**Problem statement:**
Collect from the data below each line with "JSON".

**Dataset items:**
○ ○ ○ ○ ○ ○ ○

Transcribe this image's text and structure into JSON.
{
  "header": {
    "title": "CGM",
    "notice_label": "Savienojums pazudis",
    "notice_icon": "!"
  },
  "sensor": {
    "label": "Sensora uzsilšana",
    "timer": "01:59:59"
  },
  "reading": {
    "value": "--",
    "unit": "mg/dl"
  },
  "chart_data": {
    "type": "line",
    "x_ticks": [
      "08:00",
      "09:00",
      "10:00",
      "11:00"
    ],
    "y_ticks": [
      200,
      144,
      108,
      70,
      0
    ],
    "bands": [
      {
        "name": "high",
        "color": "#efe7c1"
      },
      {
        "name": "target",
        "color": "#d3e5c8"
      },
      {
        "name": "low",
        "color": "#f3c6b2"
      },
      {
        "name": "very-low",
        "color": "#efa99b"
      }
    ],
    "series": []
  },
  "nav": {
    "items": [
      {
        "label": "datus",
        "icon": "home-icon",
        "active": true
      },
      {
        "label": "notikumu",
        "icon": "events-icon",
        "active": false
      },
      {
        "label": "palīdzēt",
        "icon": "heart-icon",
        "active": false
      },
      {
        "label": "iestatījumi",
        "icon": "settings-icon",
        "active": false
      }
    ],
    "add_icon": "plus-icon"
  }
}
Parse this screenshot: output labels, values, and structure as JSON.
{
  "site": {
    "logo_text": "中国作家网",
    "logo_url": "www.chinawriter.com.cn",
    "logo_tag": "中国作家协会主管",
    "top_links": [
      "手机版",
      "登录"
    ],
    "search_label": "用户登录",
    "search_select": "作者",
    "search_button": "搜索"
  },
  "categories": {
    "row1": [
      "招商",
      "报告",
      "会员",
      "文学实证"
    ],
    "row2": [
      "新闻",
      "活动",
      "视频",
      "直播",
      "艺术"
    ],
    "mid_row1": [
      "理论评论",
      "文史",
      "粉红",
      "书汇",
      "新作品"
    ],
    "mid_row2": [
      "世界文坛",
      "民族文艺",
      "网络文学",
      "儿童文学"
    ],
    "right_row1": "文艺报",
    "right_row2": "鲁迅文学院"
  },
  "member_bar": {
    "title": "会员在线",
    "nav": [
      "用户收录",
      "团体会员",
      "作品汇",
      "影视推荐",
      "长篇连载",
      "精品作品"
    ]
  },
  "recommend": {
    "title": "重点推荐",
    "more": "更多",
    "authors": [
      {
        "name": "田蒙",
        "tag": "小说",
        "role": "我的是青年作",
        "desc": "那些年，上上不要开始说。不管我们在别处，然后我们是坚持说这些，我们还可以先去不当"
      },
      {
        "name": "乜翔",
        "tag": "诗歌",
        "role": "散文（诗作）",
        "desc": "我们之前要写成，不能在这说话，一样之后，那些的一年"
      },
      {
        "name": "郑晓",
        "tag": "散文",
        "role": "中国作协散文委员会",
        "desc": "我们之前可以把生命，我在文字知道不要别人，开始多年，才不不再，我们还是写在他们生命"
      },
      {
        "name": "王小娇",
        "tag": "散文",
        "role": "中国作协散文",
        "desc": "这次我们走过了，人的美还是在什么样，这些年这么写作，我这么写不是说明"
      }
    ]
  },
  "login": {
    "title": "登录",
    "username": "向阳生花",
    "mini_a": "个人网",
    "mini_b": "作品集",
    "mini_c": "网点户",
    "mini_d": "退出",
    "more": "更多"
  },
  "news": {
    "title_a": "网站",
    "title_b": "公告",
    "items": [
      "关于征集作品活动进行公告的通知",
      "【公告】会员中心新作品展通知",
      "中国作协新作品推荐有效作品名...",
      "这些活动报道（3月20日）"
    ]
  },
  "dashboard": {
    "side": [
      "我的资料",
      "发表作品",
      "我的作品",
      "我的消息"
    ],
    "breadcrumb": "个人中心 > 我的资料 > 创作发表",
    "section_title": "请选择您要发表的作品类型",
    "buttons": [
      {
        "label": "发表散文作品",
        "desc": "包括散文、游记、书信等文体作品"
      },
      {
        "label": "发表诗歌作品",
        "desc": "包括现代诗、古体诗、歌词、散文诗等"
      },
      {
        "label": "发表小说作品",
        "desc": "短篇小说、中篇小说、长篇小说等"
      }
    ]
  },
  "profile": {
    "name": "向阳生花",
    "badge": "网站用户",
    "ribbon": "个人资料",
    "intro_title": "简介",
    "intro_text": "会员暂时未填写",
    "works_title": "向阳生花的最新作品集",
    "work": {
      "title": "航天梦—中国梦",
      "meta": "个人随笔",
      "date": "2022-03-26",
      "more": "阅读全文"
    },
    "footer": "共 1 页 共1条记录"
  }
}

○ ○ ○ ○ ○ ○ ○

**Solution for this problem:**
Transcribe this image's text and structure into JSON.
Parse this screenshot: output labels, values, and structure as JSON.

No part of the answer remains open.